__To do__: Extract the complete data exactly as given.

===== Data for this task

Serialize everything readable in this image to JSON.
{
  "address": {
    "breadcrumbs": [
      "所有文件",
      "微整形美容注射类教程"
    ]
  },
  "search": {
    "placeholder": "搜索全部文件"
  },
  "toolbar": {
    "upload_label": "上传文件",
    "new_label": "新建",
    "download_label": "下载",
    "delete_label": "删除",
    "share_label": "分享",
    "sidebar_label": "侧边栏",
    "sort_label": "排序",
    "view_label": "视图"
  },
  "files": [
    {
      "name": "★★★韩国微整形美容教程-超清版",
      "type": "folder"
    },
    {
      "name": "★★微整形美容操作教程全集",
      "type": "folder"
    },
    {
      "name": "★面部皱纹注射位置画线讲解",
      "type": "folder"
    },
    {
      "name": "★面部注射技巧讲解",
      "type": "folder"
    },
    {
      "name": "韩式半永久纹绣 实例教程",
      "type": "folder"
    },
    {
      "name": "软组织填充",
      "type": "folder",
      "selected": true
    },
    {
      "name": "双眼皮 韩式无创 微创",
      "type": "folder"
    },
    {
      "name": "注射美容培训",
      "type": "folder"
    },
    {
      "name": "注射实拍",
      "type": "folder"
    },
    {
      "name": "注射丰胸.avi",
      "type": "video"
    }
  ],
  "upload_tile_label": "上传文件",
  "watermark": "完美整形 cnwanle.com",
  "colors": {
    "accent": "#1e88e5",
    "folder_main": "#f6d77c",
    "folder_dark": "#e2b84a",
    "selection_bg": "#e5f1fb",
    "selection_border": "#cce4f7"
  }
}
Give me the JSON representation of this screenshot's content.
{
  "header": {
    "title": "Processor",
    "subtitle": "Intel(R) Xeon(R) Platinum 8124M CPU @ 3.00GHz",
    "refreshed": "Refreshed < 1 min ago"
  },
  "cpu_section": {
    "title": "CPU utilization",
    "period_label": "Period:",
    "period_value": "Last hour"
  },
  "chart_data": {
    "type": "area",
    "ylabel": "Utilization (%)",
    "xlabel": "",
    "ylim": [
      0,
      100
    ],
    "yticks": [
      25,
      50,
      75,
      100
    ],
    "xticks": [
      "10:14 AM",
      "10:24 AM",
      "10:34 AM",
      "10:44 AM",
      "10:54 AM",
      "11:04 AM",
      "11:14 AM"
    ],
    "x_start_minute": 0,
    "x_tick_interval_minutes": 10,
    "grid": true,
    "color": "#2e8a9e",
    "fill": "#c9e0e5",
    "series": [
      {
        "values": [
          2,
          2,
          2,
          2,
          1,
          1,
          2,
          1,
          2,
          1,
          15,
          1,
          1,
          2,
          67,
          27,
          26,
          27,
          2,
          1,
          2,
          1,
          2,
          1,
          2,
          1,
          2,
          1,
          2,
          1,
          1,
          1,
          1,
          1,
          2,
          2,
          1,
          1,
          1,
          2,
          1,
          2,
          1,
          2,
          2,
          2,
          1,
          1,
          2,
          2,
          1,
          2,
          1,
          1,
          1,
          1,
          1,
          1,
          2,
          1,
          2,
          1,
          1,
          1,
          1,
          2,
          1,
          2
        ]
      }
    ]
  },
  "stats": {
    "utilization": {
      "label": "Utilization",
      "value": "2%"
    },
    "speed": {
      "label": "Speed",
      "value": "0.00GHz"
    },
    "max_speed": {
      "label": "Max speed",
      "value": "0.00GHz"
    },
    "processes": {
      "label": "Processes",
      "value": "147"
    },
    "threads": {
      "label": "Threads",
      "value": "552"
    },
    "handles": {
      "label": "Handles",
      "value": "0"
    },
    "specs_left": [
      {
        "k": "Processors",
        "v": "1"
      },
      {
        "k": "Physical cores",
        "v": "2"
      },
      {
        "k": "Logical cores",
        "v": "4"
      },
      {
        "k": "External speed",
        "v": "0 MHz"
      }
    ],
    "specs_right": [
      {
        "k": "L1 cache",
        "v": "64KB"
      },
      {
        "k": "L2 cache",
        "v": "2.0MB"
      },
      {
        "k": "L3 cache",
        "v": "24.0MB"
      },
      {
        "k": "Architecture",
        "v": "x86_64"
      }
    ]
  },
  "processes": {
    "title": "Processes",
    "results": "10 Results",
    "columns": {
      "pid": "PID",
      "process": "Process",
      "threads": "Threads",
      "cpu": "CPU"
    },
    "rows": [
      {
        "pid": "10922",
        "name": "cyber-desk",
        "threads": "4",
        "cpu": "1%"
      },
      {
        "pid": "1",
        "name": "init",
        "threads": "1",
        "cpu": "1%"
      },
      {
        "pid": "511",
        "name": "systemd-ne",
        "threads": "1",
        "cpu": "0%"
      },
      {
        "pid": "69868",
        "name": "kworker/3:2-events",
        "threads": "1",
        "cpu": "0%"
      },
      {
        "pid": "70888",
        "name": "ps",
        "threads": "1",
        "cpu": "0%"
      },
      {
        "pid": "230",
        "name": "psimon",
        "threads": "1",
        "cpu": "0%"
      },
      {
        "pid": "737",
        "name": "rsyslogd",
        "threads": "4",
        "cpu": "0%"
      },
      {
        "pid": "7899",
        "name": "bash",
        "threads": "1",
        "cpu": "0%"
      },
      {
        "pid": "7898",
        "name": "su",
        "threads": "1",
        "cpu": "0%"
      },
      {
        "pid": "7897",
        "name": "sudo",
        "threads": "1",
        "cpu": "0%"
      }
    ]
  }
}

==========

__Correct response__:
Serialize everything readable in this image to JSON.
{
  "address": {
    "breadcrumbs": [
      "所有文件",
      "微整形美容注射类教程"
    ]
  },
  "search": {
    "placeholder": "搜索全部文件"
  },
  "toolbar": {
    "upload_label": "上传文件",
    "new_label": "新建",
    "download_label": "下载",
    "delete_label": "删除",
    "share_label": "分享",
    "sidebar_label": "侧边栏",
    "sort_label": "排序",
    "view_label": "视图"
  },
  "files": [
    {
      "name": "★★★韩国微整形美容教程-超清版",
      "type": "folder"
    },
    {
      "name": "★★微整形美容操作教程全集",
      "type": "folder"
    },
    {
      "name": "★面部皱纹注射位置画线讲解",
      "type": "folder"
    },
    {
      "name": "★面部注射技巧讲解",
      "type": "folder"
    },
    {
      "name": "韩式半永久纹绣 实例教程",
      "type": "folder"
    },
    {
      "name": "软组织填充",
      "type": "folder",
      "selected": true
    },
    {
      "name": "双眼皮 韩式无创 微创",
      "type": "folder"
    },
    {
      "name": "注射美容培训",
      "type": "folder"
    },
    {
      "name": "注射实拍",
      "type": "folder"
    },
    {
      "name": "注射丰胸.avi",
      "type": "video"
    }
  ],
  "upload_tile_label": "上传文件",
  "watermark": "完美整形 cnwanle.com",
  "colors": {
    "accent": "#1e88e5",
    "folder_main": "#f6d77c",
    "folder_dark": "#e2b84a",
    "selection_bg": "#e5f1fb",
    "selection_border": "#cce4f7"
  }
}
Give me the JSON representation of this screenshot's content.
{
  "header": {
    "title": "Processor",
    "subtitle": "Intel(R) Xeon(R) Platinum 8124M CPU @ 3.00GHz",
    "refreshed": "Refreshed < 1 min ago"
  },
  "cpu_section": {
    "title": "CPU utilization",
    "period_label": "Period:",
    "period_value": "Last hour"
  },
  "chart_data": {
    "type": "area",
    "ylabel": "Utilization (%)",
    "xlabel": "",
    "ylim": [
      0,
      100
    ],
    "yticks": [
      25,
      50,
      75,
      100
    ],
    "xticks": [
      "10:14 AM",
      "10:24 AM",
      "10:34 AM",
      "10:44 AM",
      "10:54 AM",
      "11:04 AM",
      "11:14 AM"
    ],
    "x_start_minute": 0,
    "x_tick_interval_minutes": 10,
    "grid": true,
    "color": "#2e8a9e",
    "fill": "#c9e0e5",
    "series": [
      {
        "values": [
          2,
          2,
          2,
          2,
          1,
          1,
          2,
          1,
          2,
          1,
          15,
          1,
          1,
          2,
          67,
          27,
          26,
          27,
          2,
          1,
          2,
          1,
          2,
          1,
          2,
          1,
          2,
          1,
          2,
          1,
          1,
          1,
          1,
          1,
          2,
          2,
          1,
          1,
          1,
          2,
          1,
          2,
          1,
          2,
          2,
          2,
          1,
          1,
          2,
          2,
          1,
          2,
          1,
          1,
          1,
          1,
          1,
          1,
          2,
          1,
          2,
          1,
          1,
          1,
          1,
          2,
          1,
          2
        ]
      }
    ]
  },
  "stats": {
    "utilization": {
      "label": "Utilization",
      "value": "2%"
    },
    "speed": {
      "label": "Speed",
      "value": "0.00GHz"
    },
    "max_speed": {
      "label": "Max speed",
      "value": "0.00GHz"
    },
    "processes": {
      "label": "Processes",
      "value": "147"
    },
    "threads": {
      "label": "Threads",
      "value": "552"
    },
    "handles": {
      "label": "Handles",
      "value": "0"
    },
    "specs_left": [
      {
        "k": "Processors",
        "v": "1"
      },
      {
        "k": "Physical cores",
        "v": "2"
      },
      {
        "k": "Logical cores",
        "v": "4"
      },
      {
        "k": "External speed",
        "v": "0 MHz"
      }
    ],
    "specs_right": [
      {
        "k": "L1 cache",
        "v": "64KB"
      },
      {
        "k": "L2 cache",
        "v": "2.0MB"
      },
      {
        "k": "L3 cache",
        "v": "24.0MB"
      },
      {
        "k": "Architecture",
        "v": "x86_64"
      }
    ]
  },
  "processes": {
    "title": "Processes",
    "results": "10 Results",
    "columns": {
      "pid": "PID",
      "process": "Process",
      "threads": "Threads",
      "cpu": "CPU"
    },
    "rows": [
      {
        "pid": "10922",
        "name": "cyber-desk",
        "threads": "4",
        "cpu": "1%"
      },
      {
        "pid": "1",
        "name": "init",
        "threads": "1",
        "cpu": "1%"
      },
      {
        "pid": "511",
        "name": "systemd-ne",
        "threads": "1",
        "cpu": "0%"
      },
      {
        "pid": "69868",
        "name": "kworker/3:2-events",
        "threads": "1",
        "cpu": "0%"
      },
      {
        "pid": "70888",
        "name": "ps",
        "threads": "1",
        "cpu": "0%"
      },
      {
        "pid": "230",
        "name": "psimon",
        "threads": "1",
        "cpu": "0%"
      },
      {
        "pid": "737",
        "name": "rsyslogd",
        "threads": "4",
        "cpu": "0%"
      },
      {
        "pid": "7899",
        "name": "bash",
        "threads": "1",
        "cpu": "0%"
      },
      {
        "pid": "7898",
        "name": "su",
        "threads": "1",
        "cpu": "0%"
      },
      {
        "pid": "7897",
        "name": "sudo",
        "threads": "1",
        "cpu": "0%"
      }
    ]
  }
}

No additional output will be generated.